# EXTRACTED MATERIAL:
* * *

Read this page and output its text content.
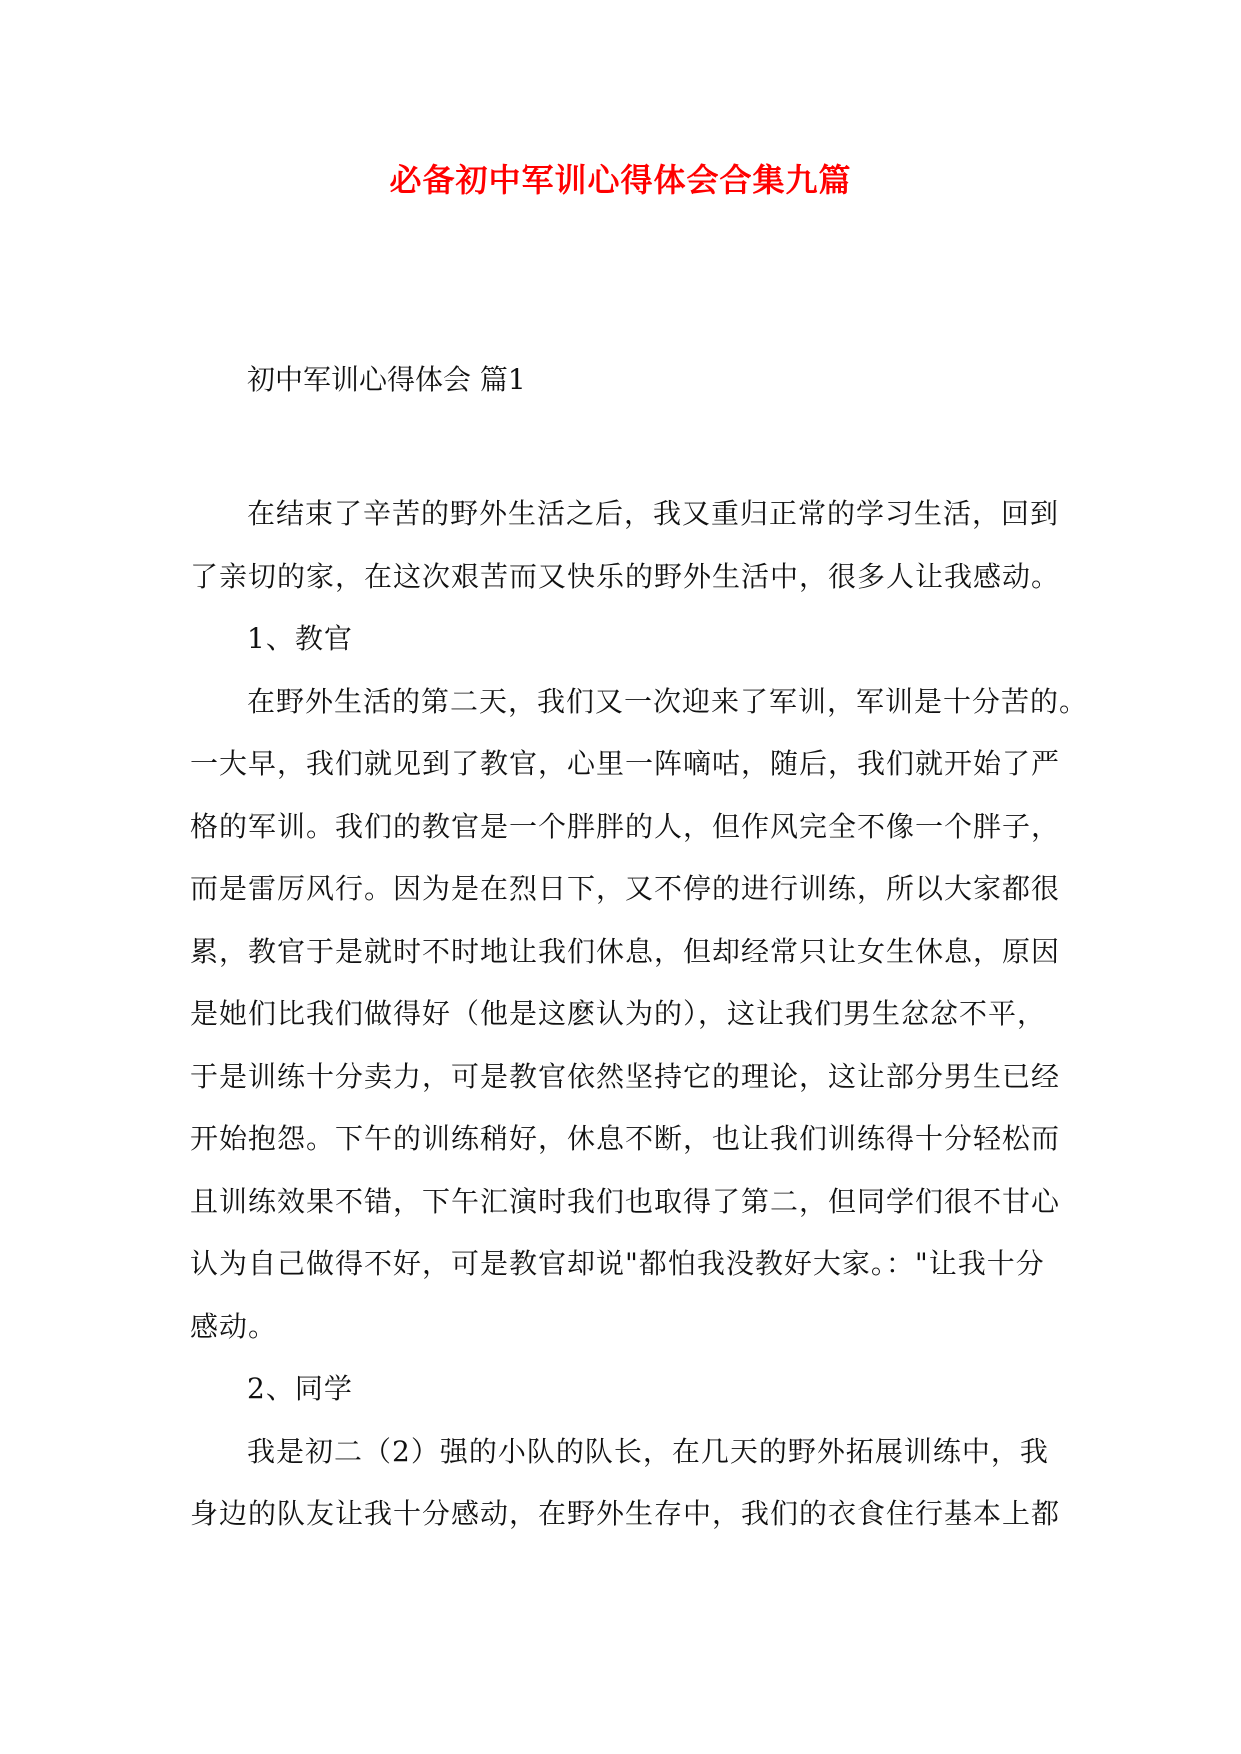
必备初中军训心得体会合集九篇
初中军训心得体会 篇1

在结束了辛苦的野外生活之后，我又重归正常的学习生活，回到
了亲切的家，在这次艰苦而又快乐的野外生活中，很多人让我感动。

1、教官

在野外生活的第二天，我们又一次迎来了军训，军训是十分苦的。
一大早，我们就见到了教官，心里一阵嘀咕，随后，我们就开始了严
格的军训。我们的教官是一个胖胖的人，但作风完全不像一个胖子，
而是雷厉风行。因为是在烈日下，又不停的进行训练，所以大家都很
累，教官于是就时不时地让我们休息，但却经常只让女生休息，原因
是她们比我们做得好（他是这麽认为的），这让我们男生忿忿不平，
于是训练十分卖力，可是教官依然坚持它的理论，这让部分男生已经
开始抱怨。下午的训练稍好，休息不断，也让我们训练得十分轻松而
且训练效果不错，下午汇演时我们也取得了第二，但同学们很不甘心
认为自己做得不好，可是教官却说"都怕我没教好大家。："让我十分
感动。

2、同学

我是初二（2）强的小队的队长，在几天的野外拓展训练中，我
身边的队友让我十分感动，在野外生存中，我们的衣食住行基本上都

* * *

# JOB:
Restate each of the entries above word for word and skip every image.

# RESULT:
Read this page and output its text content.
必备初中军训心得体会合集九篇
初中军训心得体会 篇1

在结束了辛苦的野外生活之后，我又重归正常的学习生活，回到
了亲切的家，在这次艰苦而又快乐的野外生活中，很多人让我感动。

1、教官

在野外生活的第二天，我们又一次迎来了军训，军训是十分苦的。
一大早，我们就见到了教官，心里一阵嘀咕，随后，我们就开始了严
格的军训。我们的教官是一个胖胖的人，但作风完全不像一个胖子，
而是雷厉风行。因为是在烈日下，又不停的进行训练，所以大家都很
累，教官于是就时不时地让我们休息，但却经常只让女生休息，原因
是她们比我们做得好（他是这麽认为的），这让我们男生忿忿不平，
于是训练十分卖力，可是教官依然坚持它的理论，这让部分男生已经
开始抱怨。下午的训练稍好，休息不断，也让我们训练得十分轻松而
且训练效果不错，下午汇演时我们也取得了第二，但同学们很不甘心
认为自己做得不好，可是教官却说"都怕我没教好大家。："让我十分
感动。

2、同学

我是初二（2）强的小队的队长，在几天的野外拓展训练中，我
身边的队友让我十分感动，在野外生存中，我们的衣食住行基本上都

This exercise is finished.